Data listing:
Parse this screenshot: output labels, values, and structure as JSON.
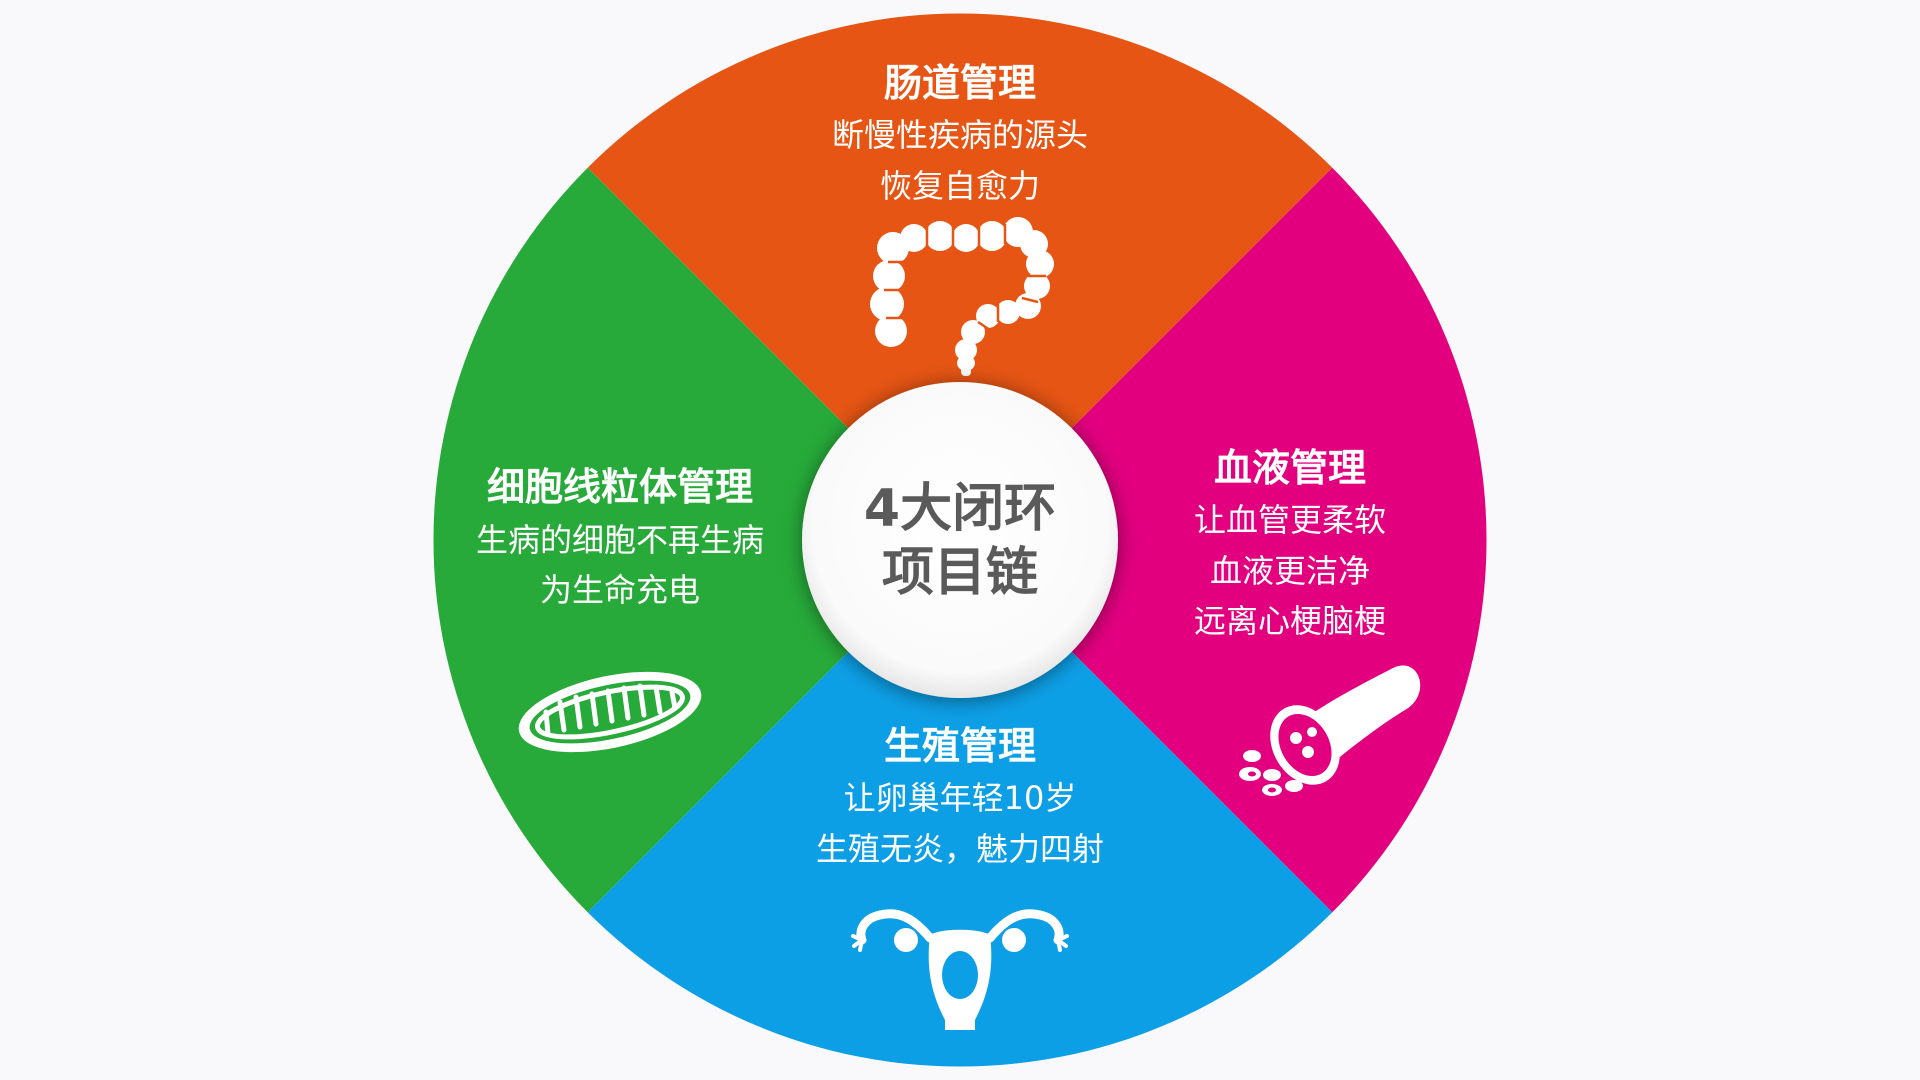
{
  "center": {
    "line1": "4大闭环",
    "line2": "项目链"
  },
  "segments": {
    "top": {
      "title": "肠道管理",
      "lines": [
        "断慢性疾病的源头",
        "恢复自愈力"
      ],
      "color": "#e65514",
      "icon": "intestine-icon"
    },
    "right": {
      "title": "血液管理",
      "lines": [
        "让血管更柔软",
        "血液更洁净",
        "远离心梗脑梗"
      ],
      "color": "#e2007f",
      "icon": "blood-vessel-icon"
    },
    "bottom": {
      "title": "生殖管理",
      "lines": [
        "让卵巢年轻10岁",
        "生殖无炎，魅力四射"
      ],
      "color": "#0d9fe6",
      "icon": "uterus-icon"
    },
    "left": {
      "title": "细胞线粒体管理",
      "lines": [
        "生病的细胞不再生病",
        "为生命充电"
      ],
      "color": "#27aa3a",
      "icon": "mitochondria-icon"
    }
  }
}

GOAL OF THE EXERCISE:
Write out all the entries exactly, except for the pictures.

CORRECT RESPONSE:
Parse this screenshot: output labels, values, and structure as JSON.
{
  "center": {
    "line1": "4大闭环",
    "line2": "项目链"
  },
  "segments": {
    "top": {
      "title": "肠道管理",
      "lines": [
        "断慢性疾病的源头",
        "恢复自愈力"
      ],
      "color": "#e65514",
      "icon": "intestine-icon"
    },
    "right": {
      "title": "血液管理",
      "lines": [
        "让血管更柔软",
        "血液更洁净",
        "远离心梗脑梗"
      ],
      "color": "#e2007f",
      "icon": "blood-vessel-icon"
    },
    "bottom": {
      "title": "生殖管理",
      "lines": [
        "让卵巢年轻10岁",
        "生殖无炎，魅力四射"
      ],
      "color": "#0d9fe6",
      "icon": "uterus-icon"
    },
    "left": {
      "title": "细胞线粒体管理",
      "lines": [
        "生病的细胞不再生病",
        "为生命充电"
      ],
      "color": "#27aa3a",
      "icon": "mitochondria-icon"
    }
  }
}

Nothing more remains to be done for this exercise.